[Begin]
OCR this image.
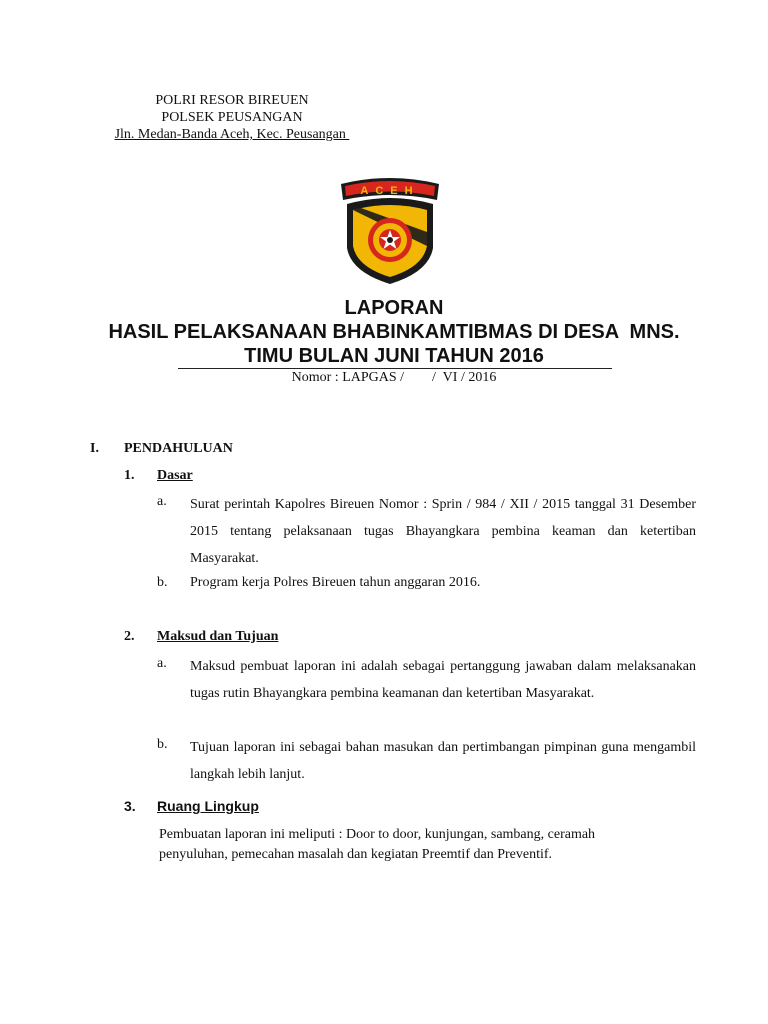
POLRI RESOR BIREUEN
POLSEK PEUSANGAN
Jln. Medan-Banda Aceh, Kec. Peusangan
ACEH
LAPORAN
HASIL PELAKSANAAN BHABINKAMTIBMAS DI DESA  MNS.
TIMU BULAN JUNI TAHUN 2016
Nomor : LAPGAS /        /  VI / 2016
I. PENDAHULUAN
1. Dasar
a. Surat perintah Kapolres Bireuen Nomor : Sprin / 984 / XII / 2015 tanggal 31 Desember 2015 tentang pelaksanaan tugas Bhayangkara pembina keaman dan ketertiban Masyarakat.
b. Program kerja Polres Bireuen tahun anggaran 2016.
2. Maksud dan Tujuan
a. Maksud pembuat laporan ini adalah sebagai pertanggung jawaban dalam melaksanakan tugas rutin Bhayangkara pembina keamanan dan ketertiban Masyarakat.
b. Tujuan laporan ini sebagai bahan masukan dan pertimbangan pimpinan guna mengambil langkah lebih lanjut.
3. Ruang Lingkup
Pembuatan laporan ini meliputi : Door to door, kunjungan, sambang, ceramah penyuluhan, pemecahan masalah dan kegiatan Preemtif dan Preventif.
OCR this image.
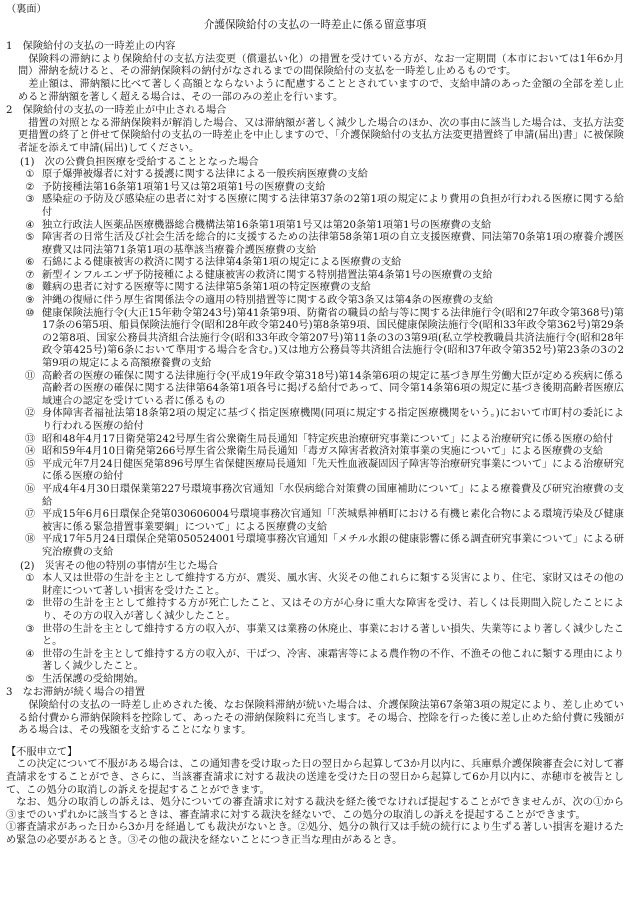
（裏面）
介護保険給付の支払の一時差止に係る留意事項
1　保険給付の支払の一時差止の内容

保険料の滞納により保険給付の支払方法変更（償還払い化）の措置を受けている方が、なお一定期間（本市においては1年6か月間）滞納を続けると、その滞納保険料の納付がなされるまでの間保険給付の支払を一時差し止めるものです。

差止額は、滞納額に比べて著しく高額とならないように配慮することとされていますので、支給申請のあった金額の全部を差し止めると滞納額を著しく超える場合は、その一部のみの差止を行います。

2　保険給付の支払の一時差止が中止される場合

措置の対照となる滞納保険料が解消した場合、又は滞納額が著しく減少した場合のほか、次の事由に該当した場合は、支払方法変更措置の終了と併せて保険給付の支払の一時差止を中止しますので、「介護保険給付の支払方法変更措置終了申請(届出)書」に被保険者証を添えて申請(届出)してください。

(1)　次の公費負担医療を受給することとなった場合
① 原子爆弾被爆者に対する援護に関する法律による一般疾病医療費の支給
② 予防接種法第16条第1項第1号又は第2項第1号の医療費の支給
③ 感染症の予防及び感染症の患者に対する医療に関する法律第37条の2第1項の規定により費用の負担が行われる医療に関する給付
④ 独立行政法人医薬品医療機器総合機構法第16条第1項第1号又は第20条第1項第1号の医療費の支給
⑤ 障害者の日常生活及び社会生活を総合的に支援するための法律第58条第1項の自立支援医療費、同法第70条第1項の療養介護医療費又は同法第71条第1項の基準該当療養介護医療費の支給
⑥ 石綿による健康被害の救済に関する法律第4条第1項の規定による医療費の支給
⑦ 新型インフルエンザ予防接種による健康被害の救済に関する特別措置法第4条第1号の医療費の支給
⑧ 難病の患者に対する医療等に関する法律第5条第1項の特定医療費の支給
⑨ 沖縄の復帰に伴う厚生省関係法令の適用の特別措置等に関する政令第3条又は第4条の医療費の支給
⑩ 健康保険法施行令(大正15年勅令第243号)第41条第9項、防衛省の職員の給与等に関する法律施行令(昭和27年政令第368号)第17条の6第5項、船員保険法施行令(昭和28年政令第240号)第8条第9項、国民健康保険法施行令(昭和33年政令第362号)第29条の2第8項、国家公務員共済組合法施行令(昭和33年政令第207号)第11条の3の3第9項(私立学校教職員共済法施行令(昭和28年政令第425号)第6条において準用する場合を含む。)又は地方公務員等共済組合法施行令(昭和37年政令第352号)第23条の3の2第9項の規定による高額療養費の支給
⑪ 高齢者の医療の確保に関する法律施行令(平成19年政令第318号)第14条第6項の規定に基づき厚生労働大臣が定める疾病に係る高齢者の医療の確保に関する法律第64条第1項各号に掲げる給付であって、同令第14条第6項の規定に基づき後期高齢者医療広域連合の認定を受けている者に係るもの
⑫ 身体障害者福祉法第18条第2項の規定に基づく指定医療機関(同項に規定する指定医療機関をいう。)において市町村の委託により行われる医療の給付
⑬ 昭和48年4月17日衛発第242号厚生省公衆衛生局長通知「特定疾患治療研究事業について」による治療研究に係る医療の給付
⑭ 昭和59年4月10日衛発第266号厚生省公衆衛生局長通知「毒ガス障害者救済対策事業の実施について」による医療費の支給
⑮ 平成元年7月24日健医発第896号厚生省保健医療局長通知「先天性血液凝固因子障害等治療研究事業について」による治療研究に係る医療の給付
⑯ 平成4年4月30日環保業第227号環境事務次官通知「水俣病総合対策費の国庫補助について」による療養費及び研究治療費の支給
⑰ 平成15年6月6日環保企発第030606004号環境事務次官通知「「茨城県神栖町における有機ヒ素化合物による環境汚染及び健康被害に係る緊急措置事業要綱」について」による医療費の支給
⑱ 平成17年5月24日環保企発第050524001号環境事務次官通知「メチル水銀の健康影響に係る調査研究事業について」による研究治療費の支給
(2)　災害その他の特別の事情が生じた場合
① 本人又は世帯の生計を主として維持する方が、震災、風水害、火災その他これらに類する災害により、住宅、家財又はその他の財産について著しい損害を受けたこと。
② 世帯の生計を主として維持する方が死亡したこと、又はその方が心身に重大な障害を受け、若しくは長期間入院したことにより、その方の収入が著しく減少したこと。
③ 世帯の生計を主として維持する方の収入が、事業又は業務の休廃止、事業における著しい損失、失業等により著しく減少したこと。
④ 世帯の生計を主として維持する方の収入が、干ばつ、冷害、凍霜害等による農作物の不作、不漁その他これに類する理由により著しく減少したこと。
⑤ 生活保護の受給開始。
3　なお滞納が続く場合の措置

保険給付の支払の一時差し止めされた後、なお保険料滞納が続いた場合は、介護保険法第67条第3項の規定により、差し止めている給付費から滞納保険料を控除して、あったその滞納保険料に充当します。その場合、控除を行った後に差し止めた給付費に残額がある場合は、その残額を支給することになります。

【不服申立て】

この決定について不服がある場合は、この通知書を受け取った日の翌日から起算して3か月以内に、兵庫県介護保険審査会に対して審査請求をすることができ、さらに、当該審査請求に対する裁決の送達を受けた日の翌日から起算して6か月以内に、赤穂市を被告として、この処分の取消しの訴えを提起することができます。

なお、処分の取消しの訴えは、処分についての審査請求に対する裁決を経た後でなければ提起することができませんが、次の①から③までのいずれかに該当するときは、審査請求に対する裁決を経ないで、この処分の取消しの訴えを提起することができます。

①審査請求があった日から3か月を経過しても裁決がないとき。②処分、処分の執行又は手続の続行により生ずる著しい損害を避けるため緊急の必要があるとき。③その他の裁決を経ないことにつき正当な理由があるとき。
[End]
Aim of the exercise: Search the data above for lines holding "による治療研究に係る医療の給付" and copy each of them.

Full response:
⑬ 昭和48年4月17日衛発第242号厚生省公衆衛生局長通知「特定疾患治療研究事業について」による治療研究に係る医療の給付
⑮ 平成元年7月24日健医発第896号厚生省保健医療局長通知「先天性血液凝固因子障害等治療研究事業について」による治療研究に係る医療の給付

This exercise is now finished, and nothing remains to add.